Exercise details:
Could you transcribe the material below exactly, without leaving out a single line?

Data rows:
::::

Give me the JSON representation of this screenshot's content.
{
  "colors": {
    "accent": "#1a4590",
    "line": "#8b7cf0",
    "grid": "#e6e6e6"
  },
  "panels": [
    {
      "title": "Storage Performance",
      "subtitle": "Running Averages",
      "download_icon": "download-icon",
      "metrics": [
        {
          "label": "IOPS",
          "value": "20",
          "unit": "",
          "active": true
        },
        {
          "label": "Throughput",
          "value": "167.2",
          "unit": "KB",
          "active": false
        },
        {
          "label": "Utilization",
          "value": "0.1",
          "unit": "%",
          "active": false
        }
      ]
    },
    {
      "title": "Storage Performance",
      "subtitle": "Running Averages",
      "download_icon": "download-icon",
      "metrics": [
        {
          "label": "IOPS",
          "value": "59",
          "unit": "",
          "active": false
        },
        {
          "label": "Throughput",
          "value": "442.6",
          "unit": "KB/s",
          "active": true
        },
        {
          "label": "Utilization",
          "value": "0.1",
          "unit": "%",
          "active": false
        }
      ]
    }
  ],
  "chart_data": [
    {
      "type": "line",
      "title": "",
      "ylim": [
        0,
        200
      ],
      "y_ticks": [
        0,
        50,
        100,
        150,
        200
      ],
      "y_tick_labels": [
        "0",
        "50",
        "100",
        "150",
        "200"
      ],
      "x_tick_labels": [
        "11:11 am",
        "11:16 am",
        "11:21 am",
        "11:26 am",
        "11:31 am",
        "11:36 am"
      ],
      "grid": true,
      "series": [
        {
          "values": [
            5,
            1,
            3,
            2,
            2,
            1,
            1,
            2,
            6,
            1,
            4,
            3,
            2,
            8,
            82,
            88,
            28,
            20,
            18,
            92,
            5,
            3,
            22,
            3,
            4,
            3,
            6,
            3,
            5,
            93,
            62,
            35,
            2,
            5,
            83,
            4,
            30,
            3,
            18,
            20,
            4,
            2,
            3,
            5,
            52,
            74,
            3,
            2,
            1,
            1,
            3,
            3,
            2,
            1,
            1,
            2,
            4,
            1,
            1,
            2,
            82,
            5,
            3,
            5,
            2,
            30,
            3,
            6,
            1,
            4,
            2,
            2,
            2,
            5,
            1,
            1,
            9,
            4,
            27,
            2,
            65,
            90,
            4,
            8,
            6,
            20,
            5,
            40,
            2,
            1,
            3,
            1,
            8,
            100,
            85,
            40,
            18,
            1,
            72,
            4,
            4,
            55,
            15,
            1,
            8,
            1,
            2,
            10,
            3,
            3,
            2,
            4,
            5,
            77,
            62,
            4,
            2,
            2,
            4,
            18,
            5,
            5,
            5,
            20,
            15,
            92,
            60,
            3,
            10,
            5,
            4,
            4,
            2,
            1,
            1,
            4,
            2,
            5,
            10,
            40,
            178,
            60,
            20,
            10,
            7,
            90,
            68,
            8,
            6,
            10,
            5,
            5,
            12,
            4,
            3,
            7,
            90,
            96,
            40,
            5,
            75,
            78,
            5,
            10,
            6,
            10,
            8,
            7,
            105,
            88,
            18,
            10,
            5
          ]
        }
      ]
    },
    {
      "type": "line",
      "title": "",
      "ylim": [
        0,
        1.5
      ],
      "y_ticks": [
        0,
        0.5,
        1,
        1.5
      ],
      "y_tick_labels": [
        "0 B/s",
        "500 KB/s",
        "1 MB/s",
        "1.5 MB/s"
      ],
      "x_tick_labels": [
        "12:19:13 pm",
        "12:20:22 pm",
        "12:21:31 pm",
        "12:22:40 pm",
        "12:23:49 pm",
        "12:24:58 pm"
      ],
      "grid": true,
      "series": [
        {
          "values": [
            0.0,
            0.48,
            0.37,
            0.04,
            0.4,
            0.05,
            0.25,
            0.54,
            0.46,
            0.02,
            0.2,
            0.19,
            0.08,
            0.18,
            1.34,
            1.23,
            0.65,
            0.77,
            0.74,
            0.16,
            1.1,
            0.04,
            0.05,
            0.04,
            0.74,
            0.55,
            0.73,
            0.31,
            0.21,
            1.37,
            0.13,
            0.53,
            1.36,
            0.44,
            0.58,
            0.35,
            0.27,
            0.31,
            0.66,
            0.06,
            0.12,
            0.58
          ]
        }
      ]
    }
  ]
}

::::

Exercise output:
Give me the JSON representation of this screenshot's content.
{
  "colors": {
    "accent": "#1a4590",
    "line": "#8b7cf0",
    "grid": "#e6e6e6"
  },
  "panels": [
    {
      "title": "Storage Performance",
      "subtitle": "Running Averages",
      "download_icon": "download-icon",
      "metrics": [
        {
          "label": "IOPS",
          "value": "20",
          "unit": "",
          "active": true
        },
        {
          "label": "Throughput",
          "value": "167.2",
          "unit": "KB",
          "active": false
        },
        {
          "label": "Utilization",
          "value": "0.1",
          "unit": "%",
          "active": false
        }
      ]
    },
    {
      "title": "Storage Performance",
      "subtitle": "Running Averages",
      "download_icon": "download-icon",
      "metrics": [
        {
          "label": "IOPS",
          "value": "59",
          "unit": "",
          "active": false
        },
        {
          "label": "Throughput",
          "value": "442.6",
          "unit": "KB/s",
          "active": true
        },
        {
          "label": "Utilization",
          "value": "0.1",
          "unit": "%",
          "active": false
        }
      ]
    }
  ],
  "chart_data": [
    {
      "type": "line",
      "title": "",
      "ylim": [
        0,
        200
      ],
      "y_ticks": [
        0,
        50,
        100,
        150,
        200
      ],
      "y_tick_labels": [
        "0",
        "50",
        "100",
        "150",
        "200"
      ],
      "x_tick_labels": [
        "11:11 am",
        "11:16 am",
        "11:21 am",
        "11:26 am",
        "11:31 am",
        "11:36 am"
      ],
      "grid": true,
      "series": [
        {
          "values": [
            5,
            1,
            3,
            2,
            2,
            1,
            1,
            2,
            6,
            1,
            4,
            3,
            2,
            8,
            82,
            88,
            28,
            20,
            18,
            92,
            5,
            3,
            22,
            3,
            4,
            3,
            6,
            3,
            5,
            93,
            62,
            35,
            2,
            5,
            83,
            4,
            30,
            3,
            18,
            20,
            4,
            2,
            3,
            5,
            52,
            74,
            3,
            2,
            1,
            1,
            3,
            3,
            2,
            1,
            1,
            2,
            4,
            1,
            1,
            2,
            82,
            5,
            3,
            5,
            2,
            30,
            3,
            6,
            1,
            4,
            2,
            2,
            2,
            5,
            1,
            1,
            9,
            4,
            27,
            2,
            65,
            90,
            4,
            8,
            6,
            20,
            5,
            40,
            2,
            1,
            3,
            1,
            8,
            100,
            85,
            40,
            18,
            1,
            72,
            4,
            4,
            55,
            15,
            1,
            8,
            1,
            2,
            10,
            3,
            3,
            2,
            4,
            5,
            77,
            62,
            4,
            2,
            2,
            4,
            18,
            5,
            5,
            5,
            20,
            15,
            92,
            60,
            3,
            10,
            5,
            4,
            4,
            2,
            1,
            1,
            4,
            2,
            5,
            10,
            40,
            178,
            60,
            20,
            10,
            7,
            90,
            68,
            8,
            6,
            10,
            5,
            5,
            12,
            4,
            3,
            7,
            90,
            96,
            40,
            5,
            75,
            78,
            5,
            10,
            6,
            10,
            8,
            7,
            105,
            88,
            18,
            10,
            5
          ]
        }
      ]
    },
    {
      "type": "line",
      "title": "",
      "ylim": [
        0,
        1.5
      ],
      "y_ticks": [
        0,
        0.5,
        1,
        1.5
      ],
      "y_tick_labels": [
        "0 B/s",
        "500 KB/s",
        "1 MB/s",
        "1.5 MB/s"
      ],
      "x_tick_labels": [
        "12:19:13 pm",
        "12:20:22 pm",
        "12:21:31 pm",
        "12:22:40 pm",
        "12:23:49 pm",
        "12:24:58 pm"
      ],
      "grid": true,
      "series": [
        {
          "values": [
            0.0,
            0.48,
            0.37,
            0.04,
            0.4,
            0.05,
            0.25,
            0.54,
            0.46,
            0.02,
            0.2,
            0.19,
            0.08,
            0.18,
            1.34,
            1.23,
            0.65,
            0.77,
            0.74,
            0.16,
            1.1,
            0.04,
            0.05,
            0.04,
            0.74,
            0.55,
            0.73,
            0.31,
            0.21,
            1.37,
            0.13,
            0.53,
            1.36,
            0.44,
            0.58,
            0.35,
            0.27,
            0.31,
            0.66,
            0.06,
            0.12,
            0.58
          ]
        }
      ]
    }
  ]
}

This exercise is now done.